* Exercise
Only a number is wanted here: the number of lines of the data that include "WOODHALL".

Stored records
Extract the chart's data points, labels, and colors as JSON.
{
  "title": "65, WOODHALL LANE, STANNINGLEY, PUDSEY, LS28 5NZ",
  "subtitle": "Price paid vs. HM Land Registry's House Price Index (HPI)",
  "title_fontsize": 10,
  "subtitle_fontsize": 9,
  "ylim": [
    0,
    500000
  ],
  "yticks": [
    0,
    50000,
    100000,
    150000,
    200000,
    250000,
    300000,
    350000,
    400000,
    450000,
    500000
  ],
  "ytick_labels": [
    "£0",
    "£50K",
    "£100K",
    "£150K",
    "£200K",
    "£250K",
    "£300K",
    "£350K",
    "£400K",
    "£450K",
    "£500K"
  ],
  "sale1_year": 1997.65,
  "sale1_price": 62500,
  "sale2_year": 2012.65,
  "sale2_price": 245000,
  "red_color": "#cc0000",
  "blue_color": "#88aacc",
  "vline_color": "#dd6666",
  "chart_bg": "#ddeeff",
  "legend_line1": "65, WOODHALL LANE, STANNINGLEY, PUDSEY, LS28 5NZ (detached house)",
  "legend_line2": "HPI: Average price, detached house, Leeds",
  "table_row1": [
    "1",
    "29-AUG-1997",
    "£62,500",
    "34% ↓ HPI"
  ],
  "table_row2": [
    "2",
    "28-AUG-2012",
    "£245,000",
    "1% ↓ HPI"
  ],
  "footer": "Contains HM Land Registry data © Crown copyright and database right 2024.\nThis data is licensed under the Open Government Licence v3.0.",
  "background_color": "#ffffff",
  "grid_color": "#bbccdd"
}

* * *

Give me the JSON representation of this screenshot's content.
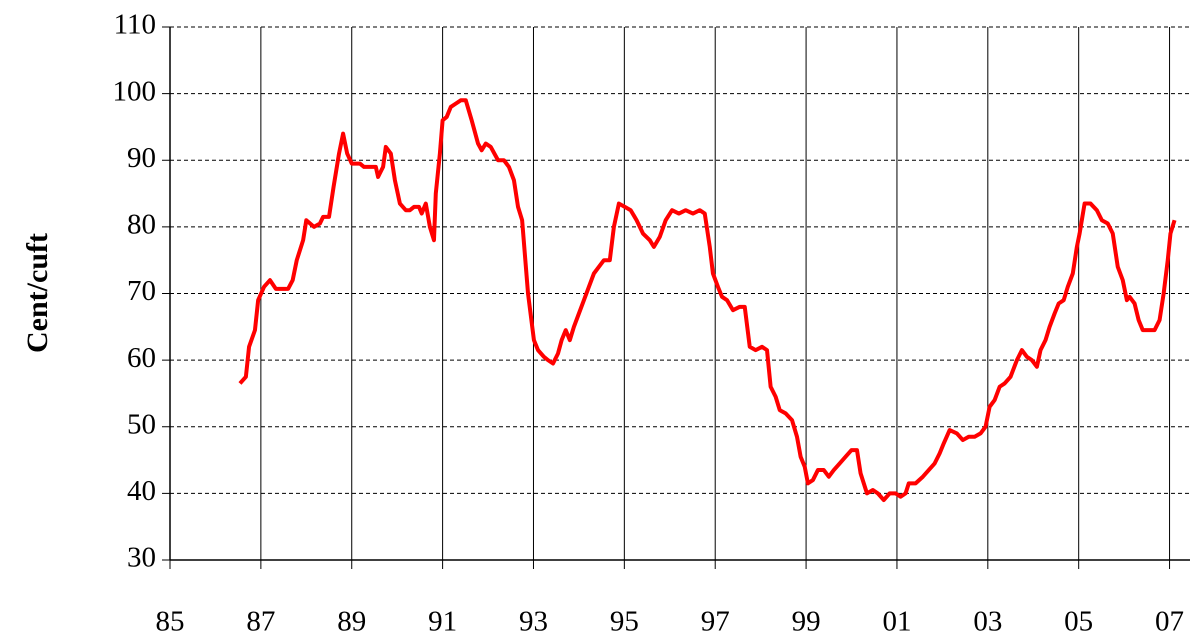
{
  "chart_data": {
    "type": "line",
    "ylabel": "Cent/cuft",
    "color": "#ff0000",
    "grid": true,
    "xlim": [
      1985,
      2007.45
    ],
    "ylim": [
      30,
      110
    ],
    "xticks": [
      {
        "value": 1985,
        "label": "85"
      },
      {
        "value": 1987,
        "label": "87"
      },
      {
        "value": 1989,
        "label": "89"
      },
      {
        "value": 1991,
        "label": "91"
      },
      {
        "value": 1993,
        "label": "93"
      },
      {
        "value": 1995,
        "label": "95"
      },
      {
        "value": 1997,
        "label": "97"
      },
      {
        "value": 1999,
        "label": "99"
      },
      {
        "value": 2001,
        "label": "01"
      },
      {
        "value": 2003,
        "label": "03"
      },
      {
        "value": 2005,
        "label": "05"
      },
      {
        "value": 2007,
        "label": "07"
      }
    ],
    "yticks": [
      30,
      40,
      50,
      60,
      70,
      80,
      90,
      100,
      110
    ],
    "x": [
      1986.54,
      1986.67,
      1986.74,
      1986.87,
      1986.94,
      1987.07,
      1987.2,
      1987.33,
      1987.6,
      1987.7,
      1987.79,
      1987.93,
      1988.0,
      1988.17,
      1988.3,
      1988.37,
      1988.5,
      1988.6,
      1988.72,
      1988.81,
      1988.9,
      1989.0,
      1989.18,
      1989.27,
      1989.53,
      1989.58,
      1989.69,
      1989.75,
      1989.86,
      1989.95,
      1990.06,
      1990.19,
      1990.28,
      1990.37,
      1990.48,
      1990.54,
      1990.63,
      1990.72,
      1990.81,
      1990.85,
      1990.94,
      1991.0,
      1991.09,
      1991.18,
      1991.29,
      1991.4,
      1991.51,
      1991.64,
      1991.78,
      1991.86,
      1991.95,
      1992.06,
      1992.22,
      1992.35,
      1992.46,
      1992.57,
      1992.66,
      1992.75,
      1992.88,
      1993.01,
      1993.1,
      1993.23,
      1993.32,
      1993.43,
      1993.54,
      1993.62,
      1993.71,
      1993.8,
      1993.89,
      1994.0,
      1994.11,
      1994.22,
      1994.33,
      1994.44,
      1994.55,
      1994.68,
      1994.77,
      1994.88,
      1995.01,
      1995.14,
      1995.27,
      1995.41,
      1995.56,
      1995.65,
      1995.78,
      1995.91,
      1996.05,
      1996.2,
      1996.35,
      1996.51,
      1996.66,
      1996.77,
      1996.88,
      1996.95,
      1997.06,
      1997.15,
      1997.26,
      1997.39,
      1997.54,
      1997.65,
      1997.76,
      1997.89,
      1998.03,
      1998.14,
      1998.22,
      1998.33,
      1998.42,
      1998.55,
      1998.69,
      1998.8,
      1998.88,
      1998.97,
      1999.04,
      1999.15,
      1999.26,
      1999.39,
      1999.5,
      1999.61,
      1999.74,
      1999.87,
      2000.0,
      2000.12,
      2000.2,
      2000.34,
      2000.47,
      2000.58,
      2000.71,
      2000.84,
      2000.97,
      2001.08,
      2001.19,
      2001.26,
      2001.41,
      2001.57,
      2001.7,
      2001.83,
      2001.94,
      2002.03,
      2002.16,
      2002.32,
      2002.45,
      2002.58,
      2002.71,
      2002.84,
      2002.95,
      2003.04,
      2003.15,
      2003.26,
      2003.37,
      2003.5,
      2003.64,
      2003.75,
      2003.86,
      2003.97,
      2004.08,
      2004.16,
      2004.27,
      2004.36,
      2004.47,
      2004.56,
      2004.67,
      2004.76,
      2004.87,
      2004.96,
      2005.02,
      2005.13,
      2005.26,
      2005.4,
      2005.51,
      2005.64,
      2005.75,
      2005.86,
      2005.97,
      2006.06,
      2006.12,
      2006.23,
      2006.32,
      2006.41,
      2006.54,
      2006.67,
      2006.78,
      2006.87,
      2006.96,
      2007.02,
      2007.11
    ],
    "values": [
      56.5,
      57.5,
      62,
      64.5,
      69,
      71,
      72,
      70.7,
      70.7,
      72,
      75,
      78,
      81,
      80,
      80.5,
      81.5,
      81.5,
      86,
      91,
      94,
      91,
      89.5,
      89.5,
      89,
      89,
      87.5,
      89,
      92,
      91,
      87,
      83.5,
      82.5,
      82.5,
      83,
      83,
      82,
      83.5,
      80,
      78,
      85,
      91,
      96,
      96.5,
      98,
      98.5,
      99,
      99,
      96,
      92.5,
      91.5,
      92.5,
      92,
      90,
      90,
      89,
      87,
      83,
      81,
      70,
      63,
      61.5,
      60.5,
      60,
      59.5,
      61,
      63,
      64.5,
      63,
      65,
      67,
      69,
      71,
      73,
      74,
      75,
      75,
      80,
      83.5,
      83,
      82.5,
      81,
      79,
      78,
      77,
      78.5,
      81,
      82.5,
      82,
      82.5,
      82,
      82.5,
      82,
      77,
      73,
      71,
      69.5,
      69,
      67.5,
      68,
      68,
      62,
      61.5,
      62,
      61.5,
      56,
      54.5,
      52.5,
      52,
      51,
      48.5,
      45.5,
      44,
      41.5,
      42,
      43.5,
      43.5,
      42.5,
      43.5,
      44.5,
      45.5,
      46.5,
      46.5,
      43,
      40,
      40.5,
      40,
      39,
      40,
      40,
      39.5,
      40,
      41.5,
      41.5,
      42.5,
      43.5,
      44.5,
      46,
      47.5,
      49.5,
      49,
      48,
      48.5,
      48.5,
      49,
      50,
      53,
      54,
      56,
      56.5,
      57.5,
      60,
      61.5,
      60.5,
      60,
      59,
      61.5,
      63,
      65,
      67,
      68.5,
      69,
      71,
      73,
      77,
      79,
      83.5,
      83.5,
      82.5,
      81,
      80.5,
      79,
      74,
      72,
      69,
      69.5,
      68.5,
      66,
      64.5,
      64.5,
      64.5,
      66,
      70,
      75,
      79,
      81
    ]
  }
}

* Worked solution
2